## Goal:
Copy out all lines with the word "Pass" in them.

(Records contained in a dataset)
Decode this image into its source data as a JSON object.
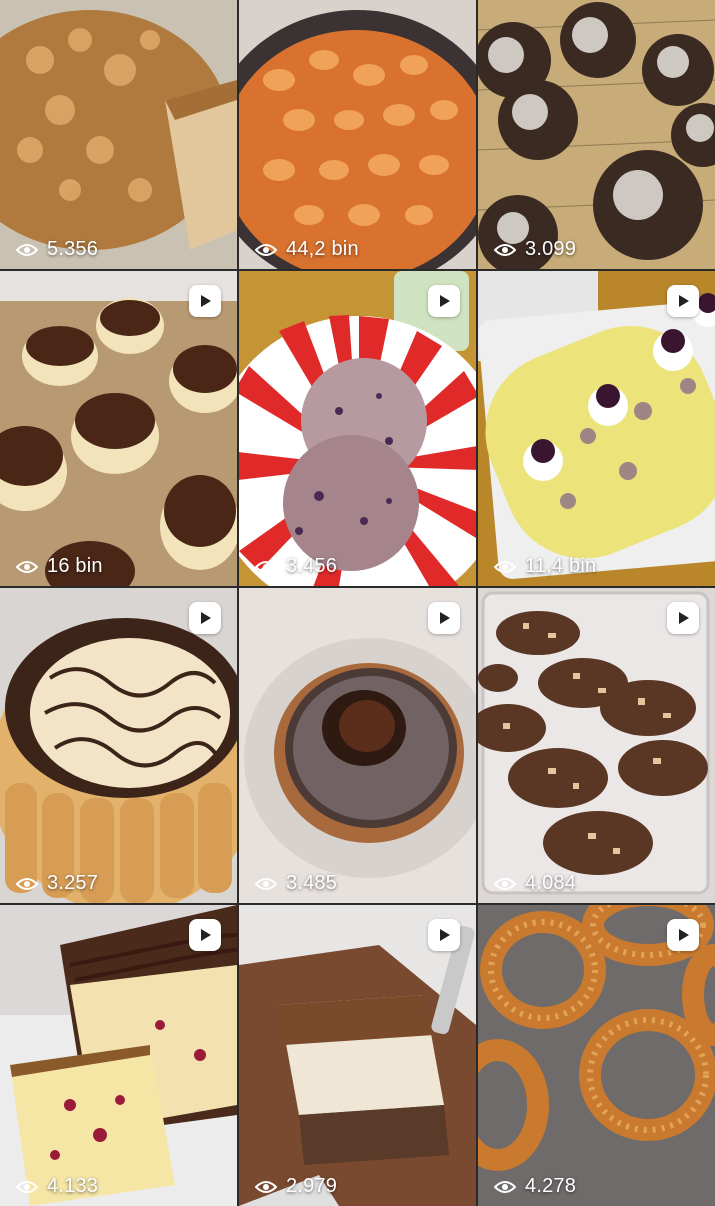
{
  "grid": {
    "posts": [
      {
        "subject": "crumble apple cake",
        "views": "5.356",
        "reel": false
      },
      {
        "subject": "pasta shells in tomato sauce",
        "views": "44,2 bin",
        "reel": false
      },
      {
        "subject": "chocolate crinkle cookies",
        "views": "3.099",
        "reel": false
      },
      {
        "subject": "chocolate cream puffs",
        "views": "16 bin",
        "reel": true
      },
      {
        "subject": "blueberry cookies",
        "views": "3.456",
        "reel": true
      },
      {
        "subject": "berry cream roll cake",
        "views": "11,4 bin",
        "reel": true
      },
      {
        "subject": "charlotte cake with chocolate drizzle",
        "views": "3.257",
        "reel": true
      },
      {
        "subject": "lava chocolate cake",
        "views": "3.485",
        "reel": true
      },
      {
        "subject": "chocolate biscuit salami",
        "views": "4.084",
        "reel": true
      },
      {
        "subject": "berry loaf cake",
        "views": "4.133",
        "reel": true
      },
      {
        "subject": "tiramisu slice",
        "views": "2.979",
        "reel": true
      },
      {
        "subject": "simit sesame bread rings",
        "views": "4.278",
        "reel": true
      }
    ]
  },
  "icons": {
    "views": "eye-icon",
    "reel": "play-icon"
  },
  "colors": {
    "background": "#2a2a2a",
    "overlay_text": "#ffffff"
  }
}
...
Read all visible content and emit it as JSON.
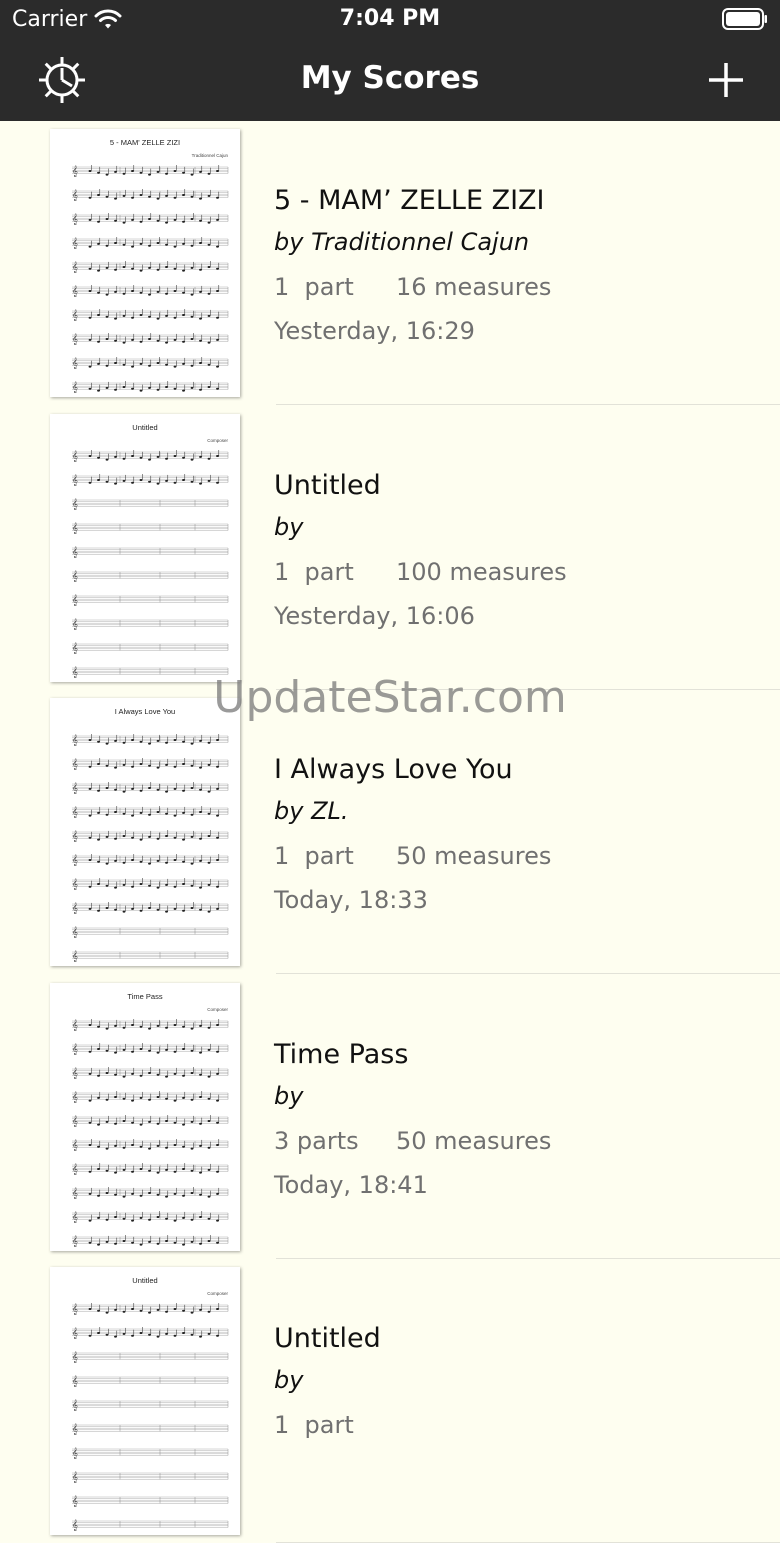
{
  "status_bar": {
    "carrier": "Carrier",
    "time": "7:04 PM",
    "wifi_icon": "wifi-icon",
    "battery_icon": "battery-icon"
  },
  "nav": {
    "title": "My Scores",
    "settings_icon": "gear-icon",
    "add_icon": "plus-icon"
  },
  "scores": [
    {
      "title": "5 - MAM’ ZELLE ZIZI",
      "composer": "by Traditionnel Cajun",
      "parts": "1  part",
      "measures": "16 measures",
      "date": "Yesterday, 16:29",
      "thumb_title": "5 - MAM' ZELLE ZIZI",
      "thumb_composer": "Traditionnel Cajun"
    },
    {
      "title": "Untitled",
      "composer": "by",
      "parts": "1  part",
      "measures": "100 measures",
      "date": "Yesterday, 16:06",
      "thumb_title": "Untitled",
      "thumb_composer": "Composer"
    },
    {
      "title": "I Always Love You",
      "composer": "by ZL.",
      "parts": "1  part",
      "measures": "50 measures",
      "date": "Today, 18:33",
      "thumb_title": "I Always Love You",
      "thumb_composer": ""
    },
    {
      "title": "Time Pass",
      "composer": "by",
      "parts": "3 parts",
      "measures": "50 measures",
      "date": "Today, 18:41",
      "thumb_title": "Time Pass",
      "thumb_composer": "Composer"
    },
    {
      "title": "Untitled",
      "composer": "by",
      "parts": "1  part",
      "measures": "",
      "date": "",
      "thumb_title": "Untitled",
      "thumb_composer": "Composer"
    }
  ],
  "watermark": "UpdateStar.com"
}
--
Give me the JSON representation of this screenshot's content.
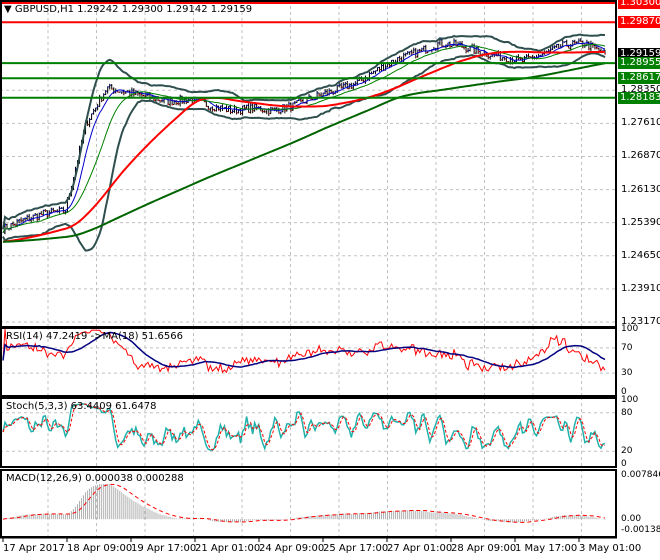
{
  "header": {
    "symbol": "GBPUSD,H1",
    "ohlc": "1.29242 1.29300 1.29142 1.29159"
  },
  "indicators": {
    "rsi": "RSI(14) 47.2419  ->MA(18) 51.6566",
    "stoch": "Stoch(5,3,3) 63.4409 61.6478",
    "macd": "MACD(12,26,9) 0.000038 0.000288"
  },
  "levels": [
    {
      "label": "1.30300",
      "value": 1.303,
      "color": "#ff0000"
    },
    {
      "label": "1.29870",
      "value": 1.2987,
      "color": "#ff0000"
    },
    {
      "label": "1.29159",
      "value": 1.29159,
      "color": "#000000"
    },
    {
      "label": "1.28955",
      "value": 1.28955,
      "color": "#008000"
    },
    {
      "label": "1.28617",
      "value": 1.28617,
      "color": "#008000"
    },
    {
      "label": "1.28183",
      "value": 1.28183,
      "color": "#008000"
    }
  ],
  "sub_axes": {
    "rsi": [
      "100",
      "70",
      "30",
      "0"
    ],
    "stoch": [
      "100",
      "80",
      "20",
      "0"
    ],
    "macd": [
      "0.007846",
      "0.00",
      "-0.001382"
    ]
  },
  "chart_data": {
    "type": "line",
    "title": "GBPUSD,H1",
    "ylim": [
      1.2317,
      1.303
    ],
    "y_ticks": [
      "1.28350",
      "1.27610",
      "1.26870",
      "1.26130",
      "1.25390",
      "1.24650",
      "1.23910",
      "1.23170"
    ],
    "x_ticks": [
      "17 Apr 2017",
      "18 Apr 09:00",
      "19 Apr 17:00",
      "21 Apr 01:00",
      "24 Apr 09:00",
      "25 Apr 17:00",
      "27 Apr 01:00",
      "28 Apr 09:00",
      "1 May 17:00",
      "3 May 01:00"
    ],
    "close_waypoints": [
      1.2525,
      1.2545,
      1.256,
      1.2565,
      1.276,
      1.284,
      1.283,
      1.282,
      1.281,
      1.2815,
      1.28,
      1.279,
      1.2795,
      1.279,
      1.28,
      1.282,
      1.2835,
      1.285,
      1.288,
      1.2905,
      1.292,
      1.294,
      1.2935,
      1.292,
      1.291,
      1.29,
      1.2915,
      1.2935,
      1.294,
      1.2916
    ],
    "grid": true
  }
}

## Solution to this exercise:
      "title": "Time Pass",
      "thumb_title": "Time Pass",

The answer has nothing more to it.